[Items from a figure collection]

'''

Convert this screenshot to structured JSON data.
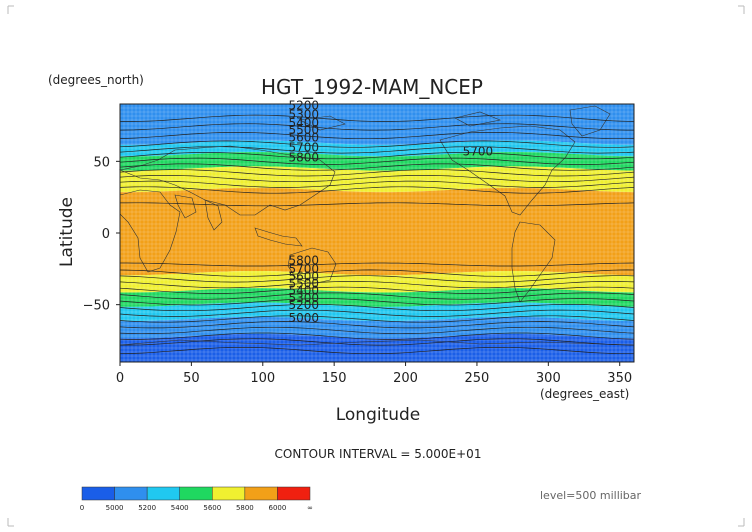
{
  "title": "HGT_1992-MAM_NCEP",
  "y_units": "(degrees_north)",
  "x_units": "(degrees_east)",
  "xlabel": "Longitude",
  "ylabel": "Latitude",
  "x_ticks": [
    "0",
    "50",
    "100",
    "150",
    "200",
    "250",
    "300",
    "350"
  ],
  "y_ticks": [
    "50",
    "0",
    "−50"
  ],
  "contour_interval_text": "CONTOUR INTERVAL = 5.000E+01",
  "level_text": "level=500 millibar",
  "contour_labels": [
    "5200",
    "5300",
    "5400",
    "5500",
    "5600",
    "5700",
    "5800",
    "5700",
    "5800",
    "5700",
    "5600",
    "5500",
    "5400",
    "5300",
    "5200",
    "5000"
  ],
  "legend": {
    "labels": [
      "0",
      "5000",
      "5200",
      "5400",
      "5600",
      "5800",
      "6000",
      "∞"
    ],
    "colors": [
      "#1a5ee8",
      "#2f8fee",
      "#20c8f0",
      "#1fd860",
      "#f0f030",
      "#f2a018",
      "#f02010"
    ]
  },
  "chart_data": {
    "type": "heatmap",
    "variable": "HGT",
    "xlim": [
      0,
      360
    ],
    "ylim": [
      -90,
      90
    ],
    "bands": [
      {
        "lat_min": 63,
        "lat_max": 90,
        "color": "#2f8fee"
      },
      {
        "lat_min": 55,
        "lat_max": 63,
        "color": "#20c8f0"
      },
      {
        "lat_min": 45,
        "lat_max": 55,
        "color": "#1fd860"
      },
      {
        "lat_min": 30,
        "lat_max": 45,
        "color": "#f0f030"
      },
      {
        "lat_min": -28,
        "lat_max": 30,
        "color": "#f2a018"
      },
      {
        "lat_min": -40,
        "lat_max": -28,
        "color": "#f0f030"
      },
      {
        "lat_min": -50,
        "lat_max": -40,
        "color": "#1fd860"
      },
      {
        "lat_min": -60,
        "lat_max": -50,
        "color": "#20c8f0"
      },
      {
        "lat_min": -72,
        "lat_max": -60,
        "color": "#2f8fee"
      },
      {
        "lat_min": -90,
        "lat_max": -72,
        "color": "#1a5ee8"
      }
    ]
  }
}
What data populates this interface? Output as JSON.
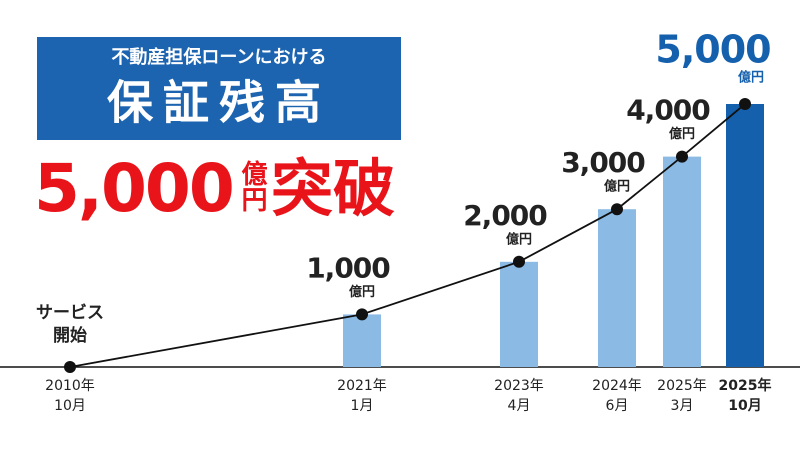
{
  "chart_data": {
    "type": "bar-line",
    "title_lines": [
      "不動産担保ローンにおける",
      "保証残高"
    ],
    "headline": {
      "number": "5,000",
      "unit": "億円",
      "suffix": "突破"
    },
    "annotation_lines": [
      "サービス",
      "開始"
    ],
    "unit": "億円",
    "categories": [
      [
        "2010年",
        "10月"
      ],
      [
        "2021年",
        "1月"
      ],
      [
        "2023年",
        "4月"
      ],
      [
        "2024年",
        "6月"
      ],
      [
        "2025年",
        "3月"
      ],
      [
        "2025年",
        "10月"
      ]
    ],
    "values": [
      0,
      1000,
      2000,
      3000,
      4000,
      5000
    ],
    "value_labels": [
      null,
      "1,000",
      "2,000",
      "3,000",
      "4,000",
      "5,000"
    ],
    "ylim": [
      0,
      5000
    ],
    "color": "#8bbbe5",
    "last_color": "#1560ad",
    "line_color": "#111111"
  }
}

'''

### WHAT TO PRODUCE
Collect every line above that contains the word "this".

### SOLUTION TO THE EXERCISE
Convert this screenshot to structured JSON data.
What data populates this interface? Output as JSON.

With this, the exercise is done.